(Quoted passage Opens)

Saturday, May 29, 2010

Beware of eStangers


Beware of strangers was and is good advice.

This week we read that Google Editions is aiming become the wholesale digital aggregator to the retail channel and line up with the ABA as they have already announced with the UK BA. It makes sense on two counts in that it starts to make friends with those it was in danger of alienating with its Book Settlement and it also offers booksellers a ray of hope when everyone else is trying to digitally circumvent them. The only caution is that Google control the terms and can effectively change these just like others have effectively designing the affiliates in and then when they have the connections, designing them out.

In another interesting move Apple’s now wants to be a publisher and follow Lulu and Amazon into the self publishing space. Authors are now starting to get serious channel opportunities and could start to disintermediate the old model. If you are an author with a strong back list, or a mid list author with a good following why not self publish on Amazon, Apple, Barnes and Noble Google and wherever else? If we think about it, these will be the major digital channels in the near future and with relatively little effort authors have exposure, or sales potential, to the majority of the digital channel. As a self published author you don’t ned to carry the corporate baggage and cost structure, your fixed costs are you. The author also has a very powerful too in being able to set their price at a far more appealing level than the traditional market. Google can even offer exposure the author exposure to localised markets and stores.

(Quoted passage Closes)

_Work required_
Please reproduce the blog post about Google Editions and self-publishing in full, word for word.

(Extracted records Opens)

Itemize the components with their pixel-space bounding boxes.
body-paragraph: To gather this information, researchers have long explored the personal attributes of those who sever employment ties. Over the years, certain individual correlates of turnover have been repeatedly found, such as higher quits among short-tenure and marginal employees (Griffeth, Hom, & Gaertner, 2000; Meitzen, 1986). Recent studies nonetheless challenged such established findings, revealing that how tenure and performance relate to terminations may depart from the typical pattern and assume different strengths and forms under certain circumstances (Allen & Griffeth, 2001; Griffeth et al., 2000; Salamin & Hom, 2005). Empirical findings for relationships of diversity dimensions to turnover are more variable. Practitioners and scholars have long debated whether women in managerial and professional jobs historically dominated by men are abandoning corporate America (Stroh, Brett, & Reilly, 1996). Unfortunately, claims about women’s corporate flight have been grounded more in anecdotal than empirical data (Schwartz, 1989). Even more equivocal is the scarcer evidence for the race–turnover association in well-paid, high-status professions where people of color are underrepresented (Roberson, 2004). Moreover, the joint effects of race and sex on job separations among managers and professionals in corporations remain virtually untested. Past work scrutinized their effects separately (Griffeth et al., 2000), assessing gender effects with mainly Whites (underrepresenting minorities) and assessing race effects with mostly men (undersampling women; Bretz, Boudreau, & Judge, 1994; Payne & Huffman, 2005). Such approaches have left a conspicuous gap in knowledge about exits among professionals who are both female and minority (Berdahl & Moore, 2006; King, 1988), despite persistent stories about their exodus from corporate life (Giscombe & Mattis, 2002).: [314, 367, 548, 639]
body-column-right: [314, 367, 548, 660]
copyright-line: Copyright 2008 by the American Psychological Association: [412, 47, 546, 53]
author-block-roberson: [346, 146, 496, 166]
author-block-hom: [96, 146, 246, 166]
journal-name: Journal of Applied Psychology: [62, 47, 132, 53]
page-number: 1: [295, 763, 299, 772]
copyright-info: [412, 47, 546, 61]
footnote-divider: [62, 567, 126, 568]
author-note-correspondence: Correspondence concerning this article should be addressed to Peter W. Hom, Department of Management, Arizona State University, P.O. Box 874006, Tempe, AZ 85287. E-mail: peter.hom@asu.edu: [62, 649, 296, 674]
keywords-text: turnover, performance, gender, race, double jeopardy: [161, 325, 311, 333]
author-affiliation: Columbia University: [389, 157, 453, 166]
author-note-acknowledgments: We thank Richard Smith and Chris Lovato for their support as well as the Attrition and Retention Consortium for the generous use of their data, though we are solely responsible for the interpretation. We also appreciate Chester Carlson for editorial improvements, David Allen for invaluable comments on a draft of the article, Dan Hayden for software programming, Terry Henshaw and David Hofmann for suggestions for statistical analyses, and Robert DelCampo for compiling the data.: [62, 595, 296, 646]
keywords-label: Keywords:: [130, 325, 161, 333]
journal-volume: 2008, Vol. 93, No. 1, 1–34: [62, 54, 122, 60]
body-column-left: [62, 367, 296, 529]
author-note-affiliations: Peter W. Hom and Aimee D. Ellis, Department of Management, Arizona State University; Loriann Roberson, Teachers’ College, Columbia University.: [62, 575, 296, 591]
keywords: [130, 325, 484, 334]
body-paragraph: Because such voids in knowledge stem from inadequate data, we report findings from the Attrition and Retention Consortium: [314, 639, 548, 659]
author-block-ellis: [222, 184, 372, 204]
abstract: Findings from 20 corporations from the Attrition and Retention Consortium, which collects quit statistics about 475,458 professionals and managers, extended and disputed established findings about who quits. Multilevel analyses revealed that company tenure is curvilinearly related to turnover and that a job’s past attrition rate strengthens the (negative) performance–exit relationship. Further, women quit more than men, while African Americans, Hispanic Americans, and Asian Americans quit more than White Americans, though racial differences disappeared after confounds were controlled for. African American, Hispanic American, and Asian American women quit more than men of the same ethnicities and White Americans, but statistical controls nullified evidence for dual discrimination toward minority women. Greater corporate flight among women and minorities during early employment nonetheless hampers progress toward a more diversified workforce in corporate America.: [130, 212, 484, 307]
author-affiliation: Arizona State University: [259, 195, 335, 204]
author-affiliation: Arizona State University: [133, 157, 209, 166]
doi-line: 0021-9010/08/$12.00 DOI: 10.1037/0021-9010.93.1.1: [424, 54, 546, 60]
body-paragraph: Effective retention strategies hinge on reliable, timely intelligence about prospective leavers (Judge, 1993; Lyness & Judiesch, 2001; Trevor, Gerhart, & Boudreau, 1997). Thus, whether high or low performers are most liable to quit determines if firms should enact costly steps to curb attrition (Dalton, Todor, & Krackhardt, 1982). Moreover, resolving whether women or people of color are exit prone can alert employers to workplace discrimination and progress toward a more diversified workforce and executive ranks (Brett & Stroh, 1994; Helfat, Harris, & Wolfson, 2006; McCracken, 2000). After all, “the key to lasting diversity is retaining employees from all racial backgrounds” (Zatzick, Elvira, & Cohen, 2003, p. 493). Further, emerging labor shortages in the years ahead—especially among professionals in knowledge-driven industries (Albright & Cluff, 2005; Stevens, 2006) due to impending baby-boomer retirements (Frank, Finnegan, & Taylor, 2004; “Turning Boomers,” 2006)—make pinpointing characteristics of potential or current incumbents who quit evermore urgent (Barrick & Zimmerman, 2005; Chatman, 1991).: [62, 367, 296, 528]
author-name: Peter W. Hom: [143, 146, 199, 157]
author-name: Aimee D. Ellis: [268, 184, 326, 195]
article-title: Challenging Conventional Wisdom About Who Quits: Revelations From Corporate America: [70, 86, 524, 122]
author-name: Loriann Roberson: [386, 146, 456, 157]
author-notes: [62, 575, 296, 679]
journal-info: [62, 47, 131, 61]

(Extracted records Closes)

_Answer for the task_
Saturday, May 29, 2010

Beware of eStangers


Beware of strangers was and is good advice.

This week we read that Google Editions is aiming become the wholesale digital aggregator to the retail channel and line up with the ABA as they have already announced with the UK BA. It makes sense on two counts in that it starts to make friends with those it was in danger of alienating with its Book Settlement and it also offers booksellers a ray of hope when everyone else is trying to digitally circumvent them. The only caution is that Google control the terms and can effectively change these just like others have effectively designing the affiliates in and then when they have the connections, designing them out.

In another interesting move Apple’s now wants to be a publisher and follow Lulu and Amazon into the self publishing space. Authors are now starting to get serious channel opportunities and could start to disintermediate the old model. If you are an author with a strong back list, or a mid list author with a good following why not self publish on Amazon, Apple, Barnes and Noble Google and wherever else? If we think about it, these will be the major digital channels in the near future and with relatively little effort authors have exposure, or sales potential, to the majority of the digital channel. As a self published author you don’t ned to carry the corporate baggage and cost structure, your fixed costs are you. The author also has a very powerful too in being able to set their price at a far more appealing level than the traditional market. Google can even offer exposure the author exposure to localised markets and stores.